_Problem to solve_.
List all lines of the data that include the string "كذلك".

==================================================

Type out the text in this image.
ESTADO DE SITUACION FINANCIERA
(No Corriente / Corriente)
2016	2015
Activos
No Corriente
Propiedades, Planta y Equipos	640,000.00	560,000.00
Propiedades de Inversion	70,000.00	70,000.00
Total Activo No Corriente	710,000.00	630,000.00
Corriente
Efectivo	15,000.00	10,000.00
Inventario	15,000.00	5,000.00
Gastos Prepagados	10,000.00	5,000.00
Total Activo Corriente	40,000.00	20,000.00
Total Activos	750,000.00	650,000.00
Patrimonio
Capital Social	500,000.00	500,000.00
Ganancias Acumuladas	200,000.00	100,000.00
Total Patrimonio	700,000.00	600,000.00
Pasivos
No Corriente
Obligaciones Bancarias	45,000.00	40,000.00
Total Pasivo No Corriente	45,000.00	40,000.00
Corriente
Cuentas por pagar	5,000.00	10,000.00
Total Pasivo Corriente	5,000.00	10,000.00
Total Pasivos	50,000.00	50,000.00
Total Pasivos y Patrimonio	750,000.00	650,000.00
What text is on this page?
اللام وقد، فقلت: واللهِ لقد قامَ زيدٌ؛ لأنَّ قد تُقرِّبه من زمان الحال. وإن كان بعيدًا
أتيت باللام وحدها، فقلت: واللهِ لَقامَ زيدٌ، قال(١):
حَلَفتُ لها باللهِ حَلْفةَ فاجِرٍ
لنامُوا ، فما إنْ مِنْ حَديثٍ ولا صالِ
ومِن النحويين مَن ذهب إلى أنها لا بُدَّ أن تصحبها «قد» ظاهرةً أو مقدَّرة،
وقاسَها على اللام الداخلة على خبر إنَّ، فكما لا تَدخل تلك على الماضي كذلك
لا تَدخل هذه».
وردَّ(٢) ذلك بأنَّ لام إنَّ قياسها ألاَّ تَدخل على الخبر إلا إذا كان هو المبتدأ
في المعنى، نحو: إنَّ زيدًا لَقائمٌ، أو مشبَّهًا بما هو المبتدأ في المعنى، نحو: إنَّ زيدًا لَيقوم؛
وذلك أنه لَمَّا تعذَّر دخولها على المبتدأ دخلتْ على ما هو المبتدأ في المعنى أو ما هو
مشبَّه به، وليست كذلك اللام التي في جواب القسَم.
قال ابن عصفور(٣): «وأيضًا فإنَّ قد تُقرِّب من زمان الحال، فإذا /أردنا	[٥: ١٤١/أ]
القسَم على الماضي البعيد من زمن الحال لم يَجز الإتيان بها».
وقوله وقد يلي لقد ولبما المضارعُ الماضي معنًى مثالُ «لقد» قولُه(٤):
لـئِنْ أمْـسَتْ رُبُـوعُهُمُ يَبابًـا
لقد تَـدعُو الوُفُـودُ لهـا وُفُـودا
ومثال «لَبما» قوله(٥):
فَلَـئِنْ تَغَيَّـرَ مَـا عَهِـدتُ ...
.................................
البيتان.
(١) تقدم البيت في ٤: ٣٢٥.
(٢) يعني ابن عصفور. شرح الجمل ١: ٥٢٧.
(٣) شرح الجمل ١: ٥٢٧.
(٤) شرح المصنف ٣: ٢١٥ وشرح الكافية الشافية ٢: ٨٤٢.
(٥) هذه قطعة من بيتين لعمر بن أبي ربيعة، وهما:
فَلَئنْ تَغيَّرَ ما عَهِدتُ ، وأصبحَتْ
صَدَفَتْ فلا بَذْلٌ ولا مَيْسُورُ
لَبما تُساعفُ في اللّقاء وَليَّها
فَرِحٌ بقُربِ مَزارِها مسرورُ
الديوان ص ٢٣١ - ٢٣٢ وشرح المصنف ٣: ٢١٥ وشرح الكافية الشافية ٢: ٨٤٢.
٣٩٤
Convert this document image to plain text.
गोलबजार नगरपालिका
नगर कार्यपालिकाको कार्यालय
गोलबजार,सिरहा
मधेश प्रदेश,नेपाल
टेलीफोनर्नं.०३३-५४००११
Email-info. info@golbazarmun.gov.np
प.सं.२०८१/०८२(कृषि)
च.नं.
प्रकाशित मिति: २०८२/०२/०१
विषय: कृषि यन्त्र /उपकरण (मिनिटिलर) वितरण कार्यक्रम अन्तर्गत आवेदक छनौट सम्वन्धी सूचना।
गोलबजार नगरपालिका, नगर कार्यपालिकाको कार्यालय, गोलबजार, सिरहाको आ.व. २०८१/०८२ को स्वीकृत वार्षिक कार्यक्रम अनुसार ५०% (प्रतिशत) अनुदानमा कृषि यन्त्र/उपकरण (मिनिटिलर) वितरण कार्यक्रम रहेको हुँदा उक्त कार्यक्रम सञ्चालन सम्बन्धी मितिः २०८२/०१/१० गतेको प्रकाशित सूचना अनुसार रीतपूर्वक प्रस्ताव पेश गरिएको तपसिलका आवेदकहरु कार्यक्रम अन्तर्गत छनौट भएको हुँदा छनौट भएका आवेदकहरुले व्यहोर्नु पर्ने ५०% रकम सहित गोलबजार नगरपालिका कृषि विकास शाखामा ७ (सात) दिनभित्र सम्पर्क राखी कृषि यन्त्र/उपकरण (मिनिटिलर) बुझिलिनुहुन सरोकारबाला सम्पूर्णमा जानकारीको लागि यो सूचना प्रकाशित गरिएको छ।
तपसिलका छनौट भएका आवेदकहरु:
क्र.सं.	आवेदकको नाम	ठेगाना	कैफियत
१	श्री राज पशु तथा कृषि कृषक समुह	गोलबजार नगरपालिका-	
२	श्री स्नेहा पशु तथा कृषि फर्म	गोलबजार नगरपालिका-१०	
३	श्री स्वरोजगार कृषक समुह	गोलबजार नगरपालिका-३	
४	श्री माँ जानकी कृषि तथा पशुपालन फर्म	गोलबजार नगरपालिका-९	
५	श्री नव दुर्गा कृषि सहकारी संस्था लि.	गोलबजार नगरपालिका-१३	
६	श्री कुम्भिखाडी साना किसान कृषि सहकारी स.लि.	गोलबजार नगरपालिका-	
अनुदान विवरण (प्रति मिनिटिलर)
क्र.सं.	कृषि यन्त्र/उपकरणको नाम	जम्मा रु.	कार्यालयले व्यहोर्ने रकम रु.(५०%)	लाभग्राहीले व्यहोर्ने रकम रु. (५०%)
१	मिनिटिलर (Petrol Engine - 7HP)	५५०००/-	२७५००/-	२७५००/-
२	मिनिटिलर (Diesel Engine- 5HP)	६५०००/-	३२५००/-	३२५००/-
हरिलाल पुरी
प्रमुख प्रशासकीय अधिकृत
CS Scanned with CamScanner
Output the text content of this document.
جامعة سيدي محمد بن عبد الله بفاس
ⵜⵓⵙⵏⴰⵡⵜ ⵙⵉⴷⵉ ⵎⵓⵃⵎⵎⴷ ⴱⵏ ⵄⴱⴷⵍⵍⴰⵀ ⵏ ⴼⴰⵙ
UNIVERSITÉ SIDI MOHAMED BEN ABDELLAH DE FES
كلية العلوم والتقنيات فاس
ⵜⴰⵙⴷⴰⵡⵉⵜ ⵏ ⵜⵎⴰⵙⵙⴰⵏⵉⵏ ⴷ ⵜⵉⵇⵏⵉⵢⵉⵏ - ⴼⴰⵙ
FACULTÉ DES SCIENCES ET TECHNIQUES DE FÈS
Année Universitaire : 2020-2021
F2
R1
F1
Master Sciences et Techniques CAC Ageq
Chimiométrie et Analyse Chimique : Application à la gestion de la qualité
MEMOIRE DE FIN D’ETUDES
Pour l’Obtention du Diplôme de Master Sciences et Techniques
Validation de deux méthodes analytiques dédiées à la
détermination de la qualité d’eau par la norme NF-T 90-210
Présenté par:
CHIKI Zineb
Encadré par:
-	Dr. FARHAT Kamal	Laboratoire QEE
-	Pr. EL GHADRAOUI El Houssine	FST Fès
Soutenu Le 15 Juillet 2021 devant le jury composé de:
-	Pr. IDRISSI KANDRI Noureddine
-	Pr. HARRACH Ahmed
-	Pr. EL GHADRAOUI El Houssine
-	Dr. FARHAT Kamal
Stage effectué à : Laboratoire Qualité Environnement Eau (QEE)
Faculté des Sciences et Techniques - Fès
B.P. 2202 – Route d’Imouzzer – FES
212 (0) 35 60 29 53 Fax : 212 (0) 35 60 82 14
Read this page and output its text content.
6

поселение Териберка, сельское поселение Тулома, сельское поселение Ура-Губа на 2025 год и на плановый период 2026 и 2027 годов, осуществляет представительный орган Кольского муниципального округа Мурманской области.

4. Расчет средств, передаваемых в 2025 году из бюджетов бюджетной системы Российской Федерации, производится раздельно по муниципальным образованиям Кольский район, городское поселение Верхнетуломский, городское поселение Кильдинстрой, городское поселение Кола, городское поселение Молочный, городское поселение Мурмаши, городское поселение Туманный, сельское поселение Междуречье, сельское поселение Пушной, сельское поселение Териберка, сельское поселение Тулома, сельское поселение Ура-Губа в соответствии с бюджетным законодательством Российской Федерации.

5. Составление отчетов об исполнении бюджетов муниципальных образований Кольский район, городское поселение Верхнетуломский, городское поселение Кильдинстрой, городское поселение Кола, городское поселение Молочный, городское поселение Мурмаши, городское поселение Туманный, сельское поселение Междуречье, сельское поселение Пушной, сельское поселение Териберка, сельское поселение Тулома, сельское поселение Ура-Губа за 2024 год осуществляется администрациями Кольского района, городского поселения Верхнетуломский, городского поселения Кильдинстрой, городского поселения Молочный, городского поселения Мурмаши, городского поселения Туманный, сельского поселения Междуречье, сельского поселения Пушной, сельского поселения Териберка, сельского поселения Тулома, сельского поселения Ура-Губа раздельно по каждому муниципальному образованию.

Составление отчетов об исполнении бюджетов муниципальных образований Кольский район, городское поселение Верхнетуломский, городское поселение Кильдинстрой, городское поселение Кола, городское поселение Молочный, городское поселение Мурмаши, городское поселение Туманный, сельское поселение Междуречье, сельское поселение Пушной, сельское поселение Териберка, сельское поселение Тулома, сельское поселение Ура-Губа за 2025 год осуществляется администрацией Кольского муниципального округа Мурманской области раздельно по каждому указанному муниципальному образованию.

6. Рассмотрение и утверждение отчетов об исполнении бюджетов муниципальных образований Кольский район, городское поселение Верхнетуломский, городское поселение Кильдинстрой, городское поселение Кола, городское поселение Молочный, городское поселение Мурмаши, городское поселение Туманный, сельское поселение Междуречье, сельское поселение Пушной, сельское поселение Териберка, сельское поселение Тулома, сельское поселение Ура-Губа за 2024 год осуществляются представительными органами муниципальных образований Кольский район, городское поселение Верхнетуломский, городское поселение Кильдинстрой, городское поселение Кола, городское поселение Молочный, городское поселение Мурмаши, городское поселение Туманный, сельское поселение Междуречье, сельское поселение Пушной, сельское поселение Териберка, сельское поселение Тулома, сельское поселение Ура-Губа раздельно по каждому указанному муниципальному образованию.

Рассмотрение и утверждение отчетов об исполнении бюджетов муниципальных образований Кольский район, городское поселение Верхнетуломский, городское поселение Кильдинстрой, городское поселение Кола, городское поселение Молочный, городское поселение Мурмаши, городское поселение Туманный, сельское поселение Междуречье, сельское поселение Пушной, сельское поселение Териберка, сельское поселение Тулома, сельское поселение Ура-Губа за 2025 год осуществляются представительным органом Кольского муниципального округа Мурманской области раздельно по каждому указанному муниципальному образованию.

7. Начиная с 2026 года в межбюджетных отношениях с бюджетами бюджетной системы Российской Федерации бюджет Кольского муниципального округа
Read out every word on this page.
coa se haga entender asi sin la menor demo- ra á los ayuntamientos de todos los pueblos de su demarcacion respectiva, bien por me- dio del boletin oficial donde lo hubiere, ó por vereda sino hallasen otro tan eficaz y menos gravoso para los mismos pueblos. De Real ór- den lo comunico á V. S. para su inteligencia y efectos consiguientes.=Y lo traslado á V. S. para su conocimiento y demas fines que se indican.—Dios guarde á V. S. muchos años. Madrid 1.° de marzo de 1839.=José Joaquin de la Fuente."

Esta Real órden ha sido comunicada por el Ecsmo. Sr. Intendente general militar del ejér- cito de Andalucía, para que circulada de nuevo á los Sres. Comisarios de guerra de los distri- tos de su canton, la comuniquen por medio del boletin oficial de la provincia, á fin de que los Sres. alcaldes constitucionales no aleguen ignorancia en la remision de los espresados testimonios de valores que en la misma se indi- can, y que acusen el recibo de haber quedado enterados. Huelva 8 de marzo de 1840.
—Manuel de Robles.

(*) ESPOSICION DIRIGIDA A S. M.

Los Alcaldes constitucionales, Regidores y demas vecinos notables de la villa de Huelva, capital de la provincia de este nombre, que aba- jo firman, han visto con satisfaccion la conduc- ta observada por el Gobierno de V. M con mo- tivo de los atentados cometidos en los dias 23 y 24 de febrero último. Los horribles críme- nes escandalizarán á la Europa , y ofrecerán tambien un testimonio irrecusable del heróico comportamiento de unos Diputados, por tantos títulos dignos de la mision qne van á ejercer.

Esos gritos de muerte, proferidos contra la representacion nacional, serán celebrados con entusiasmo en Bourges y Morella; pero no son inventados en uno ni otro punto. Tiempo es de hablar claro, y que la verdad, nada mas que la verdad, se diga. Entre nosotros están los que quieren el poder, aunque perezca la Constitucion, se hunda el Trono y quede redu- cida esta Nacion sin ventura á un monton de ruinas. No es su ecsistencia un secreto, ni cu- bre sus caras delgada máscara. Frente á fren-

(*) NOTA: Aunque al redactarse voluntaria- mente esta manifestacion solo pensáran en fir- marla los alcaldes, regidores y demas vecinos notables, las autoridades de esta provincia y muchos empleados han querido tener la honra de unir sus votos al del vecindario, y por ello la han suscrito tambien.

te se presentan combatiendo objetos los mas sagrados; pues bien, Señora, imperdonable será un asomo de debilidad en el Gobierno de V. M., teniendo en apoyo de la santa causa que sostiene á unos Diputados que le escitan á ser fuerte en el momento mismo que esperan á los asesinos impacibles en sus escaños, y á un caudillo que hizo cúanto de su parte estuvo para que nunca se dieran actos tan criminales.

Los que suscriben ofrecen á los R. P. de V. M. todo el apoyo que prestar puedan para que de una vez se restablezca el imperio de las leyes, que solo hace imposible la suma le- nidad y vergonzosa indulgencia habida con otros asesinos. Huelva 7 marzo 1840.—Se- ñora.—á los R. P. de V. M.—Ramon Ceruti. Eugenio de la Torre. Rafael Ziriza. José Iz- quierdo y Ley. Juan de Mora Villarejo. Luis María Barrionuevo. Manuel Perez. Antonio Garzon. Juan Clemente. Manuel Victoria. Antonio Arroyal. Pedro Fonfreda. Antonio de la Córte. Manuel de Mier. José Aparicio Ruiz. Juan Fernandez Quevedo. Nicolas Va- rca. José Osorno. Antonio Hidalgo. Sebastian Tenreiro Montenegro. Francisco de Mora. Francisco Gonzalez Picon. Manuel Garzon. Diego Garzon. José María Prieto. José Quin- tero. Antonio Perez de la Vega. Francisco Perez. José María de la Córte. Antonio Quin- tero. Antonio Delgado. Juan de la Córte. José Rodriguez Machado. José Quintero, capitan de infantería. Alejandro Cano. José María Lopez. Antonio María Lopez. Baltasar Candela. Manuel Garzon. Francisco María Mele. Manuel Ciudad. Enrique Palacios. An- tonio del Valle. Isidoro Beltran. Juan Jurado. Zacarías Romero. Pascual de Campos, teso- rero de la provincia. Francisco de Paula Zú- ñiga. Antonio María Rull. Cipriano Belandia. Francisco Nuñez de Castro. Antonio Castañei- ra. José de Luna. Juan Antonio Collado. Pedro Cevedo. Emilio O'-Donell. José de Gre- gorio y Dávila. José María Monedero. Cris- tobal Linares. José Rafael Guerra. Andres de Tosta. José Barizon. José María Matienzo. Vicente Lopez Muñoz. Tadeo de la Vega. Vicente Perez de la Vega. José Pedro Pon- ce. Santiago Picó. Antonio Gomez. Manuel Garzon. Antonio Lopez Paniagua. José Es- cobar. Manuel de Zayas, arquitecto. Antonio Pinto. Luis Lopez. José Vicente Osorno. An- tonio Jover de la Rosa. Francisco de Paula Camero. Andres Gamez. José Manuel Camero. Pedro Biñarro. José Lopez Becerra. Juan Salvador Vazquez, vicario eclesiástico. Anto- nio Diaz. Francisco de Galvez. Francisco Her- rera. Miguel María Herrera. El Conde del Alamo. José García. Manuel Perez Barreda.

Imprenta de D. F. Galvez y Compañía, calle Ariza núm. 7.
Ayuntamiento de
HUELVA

==================================================

_Right answer_.
وقاسَها على اللام الداخلة على خبر إنَّ، فكما لا تَدخل تلك على الماضي كذلك
مشبَّه به، وليست كذلك اللام التي في جواب القسَم.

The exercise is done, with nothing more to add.